§ Your instructions: For each line in the data below that holds "title", return a copy.

---------- Provided data

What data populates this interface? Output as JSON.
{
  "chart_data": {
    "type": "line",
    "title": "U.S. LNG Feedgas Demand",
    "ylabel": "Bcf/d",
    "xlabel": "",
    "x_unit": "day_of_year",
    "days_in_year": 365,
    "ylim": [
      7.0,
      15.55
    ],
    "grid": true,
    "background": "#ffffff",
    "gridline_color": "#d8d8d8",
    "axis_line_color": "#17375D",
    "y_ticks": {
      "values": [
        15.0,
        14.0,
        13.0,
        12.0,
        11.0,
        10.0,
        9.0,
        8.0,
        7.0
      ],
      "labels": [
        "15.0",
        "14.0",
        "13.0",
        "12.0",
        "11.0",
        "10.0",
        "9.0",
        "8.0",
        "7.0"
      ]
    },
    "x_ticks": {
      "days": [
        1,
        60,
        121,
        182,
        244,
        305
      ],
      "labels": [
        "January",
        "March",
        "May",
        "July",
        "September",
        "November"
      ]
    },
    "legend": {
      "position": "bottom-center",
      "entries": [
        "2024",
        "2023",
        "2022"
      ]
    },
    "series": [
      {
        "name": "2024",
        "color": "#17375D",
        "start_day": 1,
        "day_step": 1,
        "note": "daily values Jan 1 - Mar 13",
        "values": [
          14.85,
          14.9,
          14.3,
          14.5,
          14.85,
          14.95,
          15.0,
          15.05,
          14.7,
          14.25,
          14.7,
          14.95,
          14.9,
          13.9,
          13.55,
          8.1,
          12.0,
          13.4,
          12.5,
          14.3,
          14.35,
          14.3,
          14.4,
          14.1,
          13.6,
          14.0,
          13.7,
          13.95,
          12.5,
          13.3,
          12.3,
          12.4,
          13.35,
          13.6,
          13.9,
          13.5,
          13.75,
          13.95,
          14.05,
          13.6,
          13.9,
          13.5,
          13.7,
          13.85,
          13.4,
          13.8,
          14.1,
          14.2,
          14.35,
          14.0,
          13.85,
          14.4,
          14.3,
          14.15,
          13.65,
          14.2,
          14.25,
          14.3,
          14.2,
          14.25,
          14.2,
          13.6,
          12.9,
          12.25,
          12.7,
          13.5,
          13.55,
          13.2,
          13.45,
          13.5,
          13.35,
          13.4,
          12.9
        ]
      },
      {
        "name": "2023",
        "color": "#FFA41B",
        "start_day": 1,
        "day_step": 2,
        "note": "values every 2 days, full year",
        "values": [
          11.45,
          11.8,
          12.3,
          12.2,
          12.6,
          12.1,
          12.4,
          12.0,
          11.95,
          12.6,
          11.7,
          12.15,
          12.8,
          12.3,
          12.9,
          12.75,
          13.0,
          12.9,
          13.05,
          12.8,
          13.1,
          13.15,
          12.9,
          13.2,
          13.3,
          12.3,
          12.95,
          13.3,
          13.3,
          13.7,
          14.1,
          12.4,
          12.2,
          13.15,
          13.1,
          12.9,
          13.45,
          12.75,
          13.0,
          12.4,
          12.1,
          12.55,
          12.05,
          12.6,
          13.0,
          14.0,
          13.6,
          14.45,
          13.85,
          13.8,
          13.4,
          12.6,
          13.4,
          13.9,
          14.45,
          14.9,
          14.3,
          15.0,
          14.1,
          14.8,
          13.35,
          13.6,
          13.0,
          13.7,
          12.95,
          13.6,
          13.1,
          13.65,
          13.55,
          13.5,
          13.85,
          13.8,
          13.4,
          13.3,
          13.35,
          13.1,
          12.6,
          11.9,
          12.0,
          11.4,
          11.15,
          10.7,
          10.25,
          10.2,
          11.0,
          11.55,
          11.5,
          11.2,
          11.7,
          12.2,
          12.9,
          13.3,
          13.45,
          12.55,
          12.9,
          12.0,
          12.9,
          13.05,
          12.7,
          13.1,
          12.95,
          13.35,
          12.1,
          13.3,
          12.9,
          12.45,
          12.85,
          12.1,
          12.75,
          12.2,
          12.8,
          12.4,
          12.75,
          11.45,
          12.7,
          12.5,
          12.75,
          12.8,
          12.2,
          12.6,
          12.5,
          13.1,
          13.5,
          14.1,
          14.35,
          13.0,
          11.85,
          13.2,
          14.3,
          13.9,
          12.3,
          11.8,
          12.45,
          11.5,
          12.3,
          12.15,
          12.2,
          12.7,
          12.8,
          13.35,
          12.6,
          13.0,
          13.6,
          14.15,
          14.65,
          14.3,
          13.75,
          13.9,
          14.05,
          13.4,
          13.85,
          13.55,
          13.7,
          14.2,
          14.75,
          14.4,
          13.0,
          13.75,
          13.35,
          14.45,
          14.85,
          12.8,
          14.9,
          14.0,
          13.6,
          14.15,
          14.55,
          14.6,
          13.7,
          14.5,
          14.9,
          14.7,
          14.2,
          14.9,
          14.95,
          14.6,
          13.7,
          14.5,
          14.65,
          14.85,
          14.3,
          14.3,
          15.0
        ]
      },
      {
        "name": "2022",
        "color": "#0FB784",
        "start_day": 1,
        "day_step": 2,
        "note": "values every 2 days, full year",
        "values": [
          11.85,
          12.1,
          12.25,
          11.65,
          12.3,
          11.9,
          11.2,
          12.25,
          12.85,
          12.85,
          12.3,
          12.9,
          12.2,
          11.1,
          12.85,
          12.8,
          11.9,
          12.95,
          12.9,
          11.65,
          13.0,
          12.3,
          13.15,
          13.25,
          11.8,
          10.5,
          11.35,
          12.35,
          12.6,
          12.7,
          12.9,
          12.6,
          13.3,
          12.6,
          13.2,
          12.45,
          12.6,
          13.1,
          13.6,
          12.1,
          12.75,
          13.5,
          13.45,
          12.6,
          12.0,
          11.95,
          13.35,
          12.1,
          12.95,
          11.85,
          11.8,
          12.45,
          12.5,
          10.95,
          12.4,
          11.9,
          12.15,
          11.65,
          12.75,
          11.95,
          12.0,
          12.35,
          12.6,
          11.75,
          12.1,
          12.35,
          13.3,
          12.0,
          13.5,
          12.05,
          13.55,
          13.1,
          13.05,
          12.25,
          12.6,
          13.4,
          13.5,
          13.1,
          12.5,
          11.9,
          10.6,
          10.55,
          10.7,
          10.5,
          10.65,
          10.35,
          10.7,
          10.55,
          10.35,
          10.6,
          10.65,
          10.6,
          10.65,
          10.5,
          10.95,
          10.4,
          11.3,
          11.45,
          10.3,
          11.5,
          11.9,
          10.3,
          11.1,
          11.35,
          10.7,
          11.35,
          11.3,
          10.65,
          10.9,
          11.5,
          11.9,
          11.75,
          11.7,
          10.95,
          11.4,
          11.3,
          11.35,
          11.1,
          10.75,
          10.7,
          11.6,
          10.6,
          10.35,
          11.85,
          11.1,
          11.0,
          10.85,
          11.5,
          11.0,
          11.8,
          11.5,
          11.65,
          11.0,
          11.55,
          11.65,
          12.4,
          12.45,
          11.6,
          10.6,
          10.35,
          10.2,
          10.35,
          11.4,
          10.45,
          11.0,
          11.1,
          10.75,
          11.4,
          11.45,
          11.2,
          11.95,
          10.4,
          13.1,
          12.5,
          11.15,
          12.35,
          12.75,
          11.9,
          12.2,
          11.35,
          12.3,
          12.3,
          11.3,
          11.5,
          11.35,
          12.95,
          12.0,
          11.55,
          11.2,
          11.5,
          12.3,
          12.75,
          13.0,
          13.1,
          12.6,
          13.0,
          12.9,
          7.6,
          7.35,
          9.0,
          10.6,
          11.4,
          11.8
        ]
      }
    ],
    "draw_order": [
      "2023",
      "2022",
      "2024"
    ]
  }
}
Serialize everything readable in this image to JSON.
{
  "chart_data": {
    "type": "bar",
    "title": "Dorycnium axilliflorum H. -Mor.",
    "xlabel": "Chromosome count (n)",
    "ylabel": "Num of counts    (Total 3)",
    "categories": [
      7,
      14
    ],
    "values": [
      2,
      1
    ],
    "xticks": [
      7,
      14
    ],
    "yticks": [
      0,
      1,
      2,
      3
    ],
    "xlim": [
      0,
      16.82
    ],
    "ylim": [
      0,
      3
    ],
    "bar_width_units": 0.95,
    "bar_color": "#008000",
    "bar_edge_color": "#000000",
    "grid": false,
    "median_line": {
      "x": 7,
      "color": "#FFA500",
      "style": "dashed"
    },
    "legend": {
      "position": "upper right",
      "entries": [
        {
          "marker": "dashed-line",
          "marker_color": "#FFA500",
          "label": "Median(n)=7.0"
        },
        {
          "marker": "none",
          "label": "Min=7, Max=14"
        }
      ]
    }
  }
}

--------------------

§ Worked solution:
    "title": "U.S. LNG Feedgas Demand",
    "title": "Dorycnium axilliflorum H. -Mor.",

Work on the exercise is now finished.